DATA ROWS:
=======

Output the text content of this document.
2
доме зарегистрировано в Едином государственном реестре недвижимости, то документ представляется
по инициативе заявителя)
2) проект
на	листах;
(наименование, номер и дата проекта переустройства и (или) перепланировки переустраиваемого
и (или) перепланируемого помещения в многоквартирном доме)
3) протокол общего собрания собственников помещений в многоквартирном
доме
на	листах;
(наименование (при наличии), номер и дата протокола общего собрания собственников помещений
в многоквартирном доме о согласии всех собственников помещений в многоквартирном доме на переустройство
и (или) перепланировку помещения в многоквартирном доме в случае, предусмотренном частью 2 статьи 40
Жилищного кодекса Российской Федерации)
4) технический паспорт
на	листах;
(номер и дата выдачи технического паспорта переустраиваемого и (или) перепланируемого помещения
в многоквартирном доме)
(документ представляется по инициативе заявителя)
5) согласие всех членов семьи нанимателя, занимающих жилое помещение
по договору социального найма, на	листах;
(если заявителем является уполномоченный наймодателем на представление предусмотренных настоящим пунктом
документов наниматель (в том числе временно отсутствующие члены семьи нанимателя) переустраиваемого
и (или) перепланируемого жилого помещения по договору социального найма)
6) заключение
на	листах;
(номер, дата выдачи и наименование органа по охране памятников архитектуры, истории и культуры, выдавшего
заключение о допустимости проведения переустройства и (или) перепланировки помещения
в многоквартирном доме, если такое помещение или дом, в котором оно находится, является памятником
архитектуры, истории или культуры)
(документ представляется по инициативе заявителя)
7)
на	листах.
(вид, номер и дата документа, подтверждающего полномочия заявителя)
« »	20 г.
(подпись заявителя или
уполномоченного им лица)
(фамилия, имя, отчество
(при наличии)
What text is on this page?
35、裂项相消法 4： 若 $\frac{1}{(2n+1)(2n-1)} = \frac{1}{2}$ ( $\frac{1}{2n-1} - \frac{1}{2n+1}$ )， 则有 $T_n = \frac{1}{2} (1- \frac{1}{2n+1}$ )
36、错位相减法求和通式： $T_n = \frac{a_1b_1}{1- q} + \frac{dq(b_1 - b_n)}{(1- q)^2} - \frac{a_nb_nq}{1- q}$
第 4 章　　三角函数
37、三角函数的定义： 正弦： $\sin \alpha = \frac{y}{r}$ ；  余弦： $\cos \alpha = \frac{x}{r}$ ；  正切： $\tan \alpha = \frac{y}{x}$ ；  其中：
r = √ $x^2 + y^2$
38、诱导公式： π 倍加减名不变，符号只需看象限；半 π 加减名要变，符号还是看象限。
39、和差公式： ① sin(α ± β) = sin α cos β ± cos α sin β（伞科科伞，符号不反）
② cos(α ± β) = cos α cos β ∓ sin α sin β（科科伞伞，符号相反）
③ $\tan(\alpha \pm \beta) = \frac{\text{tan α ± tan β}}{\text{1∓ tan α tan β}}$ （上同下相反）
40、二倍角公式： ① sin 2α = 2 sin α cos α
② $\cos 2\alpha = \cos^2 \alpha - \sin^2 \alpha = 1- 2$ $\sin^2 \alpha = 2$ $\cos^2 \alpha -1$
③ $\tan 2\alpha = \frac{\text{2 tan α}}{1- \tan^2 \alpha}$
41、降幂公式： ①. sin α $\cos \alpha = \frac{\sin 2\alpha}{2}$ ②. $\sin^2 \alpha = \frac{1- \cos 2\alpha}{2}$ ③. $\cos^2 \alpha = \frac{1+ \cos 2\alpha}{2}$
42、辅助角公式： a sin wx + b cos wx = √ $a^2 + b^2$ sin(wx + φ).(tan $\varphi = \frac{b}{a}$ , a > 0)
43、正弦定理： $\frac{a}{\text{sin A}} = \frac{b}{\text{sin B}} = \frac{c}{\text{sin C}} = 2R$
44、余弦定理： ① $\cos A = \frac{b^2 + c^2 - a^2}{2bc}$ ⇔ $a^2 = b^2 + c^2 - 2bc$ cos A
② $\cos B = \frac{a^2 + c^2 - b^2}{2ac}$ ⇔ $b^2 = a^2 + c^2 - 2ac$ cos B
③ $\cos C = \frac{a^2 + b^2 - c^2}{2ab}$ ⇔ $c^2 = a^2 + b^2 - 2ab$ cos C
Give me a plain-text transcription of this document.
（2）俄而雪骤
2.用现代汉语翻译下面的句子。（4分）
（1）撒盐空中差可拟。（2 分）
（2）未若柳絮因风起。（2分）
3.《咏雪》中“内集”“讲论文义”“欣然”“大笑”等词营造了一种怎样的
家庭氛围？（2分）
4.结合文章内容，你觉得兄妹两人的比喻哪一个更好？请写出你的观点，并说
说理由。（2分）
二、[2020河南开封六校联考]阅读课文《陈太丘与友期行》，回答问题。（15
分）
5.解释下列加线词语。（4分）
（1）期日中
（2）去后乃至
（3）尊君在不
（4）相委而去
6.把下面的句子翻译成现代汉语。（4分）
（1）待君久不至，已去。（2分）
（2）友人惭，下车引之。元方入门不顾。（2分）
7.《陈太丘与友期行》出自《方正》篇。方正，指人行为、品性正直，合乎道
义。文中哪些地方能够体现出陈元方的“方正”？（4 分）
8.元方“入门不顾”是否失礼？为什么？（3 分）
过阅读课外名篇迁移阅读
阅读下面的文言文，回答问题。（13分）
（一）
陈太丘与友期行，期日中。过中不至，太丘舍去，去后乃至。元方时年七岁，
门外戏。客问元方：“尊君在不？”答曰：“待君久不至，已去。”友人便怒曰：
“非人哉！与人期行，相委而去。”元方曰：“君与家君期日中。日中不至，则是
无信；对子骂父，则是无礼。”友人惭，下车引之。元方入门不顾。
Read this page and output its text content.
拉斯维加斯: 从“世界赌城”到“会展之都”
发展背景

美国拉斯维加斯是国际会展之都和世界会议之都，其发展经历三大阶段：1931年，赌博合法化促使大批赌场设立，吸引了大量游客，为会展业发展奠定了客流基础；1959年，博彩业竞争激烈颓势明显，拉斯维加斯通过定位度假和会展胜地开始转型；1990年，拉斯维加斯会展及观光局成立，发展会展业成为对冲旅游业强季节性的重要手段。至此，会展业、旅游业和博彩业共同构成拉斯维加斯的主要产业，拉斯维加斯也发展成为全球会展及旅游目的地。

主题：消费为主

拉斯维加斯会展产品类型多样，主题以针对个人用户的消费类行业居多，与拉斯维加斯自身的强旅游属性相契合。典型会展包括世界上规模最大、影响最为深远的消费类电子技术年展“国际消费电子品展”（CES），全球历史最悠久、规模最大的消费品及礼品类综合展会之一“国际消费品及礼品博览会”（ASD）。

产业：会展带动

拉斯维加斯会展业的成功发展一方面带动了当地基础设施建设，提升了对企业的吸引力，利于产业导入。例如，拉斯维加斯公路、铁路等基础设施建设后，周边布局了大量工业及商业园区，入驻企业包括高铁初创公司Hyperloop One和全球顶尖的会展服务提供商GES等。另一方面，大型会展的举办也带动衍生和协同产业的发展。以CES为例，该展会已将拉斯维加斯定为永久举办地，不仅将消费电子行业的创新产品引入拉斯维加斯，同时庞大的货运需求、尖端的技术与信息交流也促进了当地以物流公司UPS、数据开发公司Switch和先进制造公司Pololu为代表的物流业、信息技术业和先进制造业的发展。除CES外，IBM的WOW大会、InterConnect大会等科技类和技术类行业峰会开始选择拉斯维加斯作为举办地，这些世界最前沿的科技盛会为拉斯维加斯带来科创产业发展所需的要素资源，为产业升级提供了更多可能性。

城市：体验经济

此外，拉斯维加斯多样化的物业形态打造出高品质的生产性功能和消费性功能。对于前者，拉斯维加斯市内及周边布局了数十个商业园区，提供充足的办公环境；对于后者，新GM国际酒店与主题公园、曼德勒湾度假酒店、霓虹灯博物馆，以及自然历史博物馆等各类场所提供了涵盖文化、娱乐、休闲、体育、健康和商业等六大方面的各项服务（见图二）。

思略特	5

=======

AIM OF THE EXERCISE: Copy every line of the listing containing the string "content".

WORKED ANSWER:
Output the text content of this document.
Read this page and output its text content.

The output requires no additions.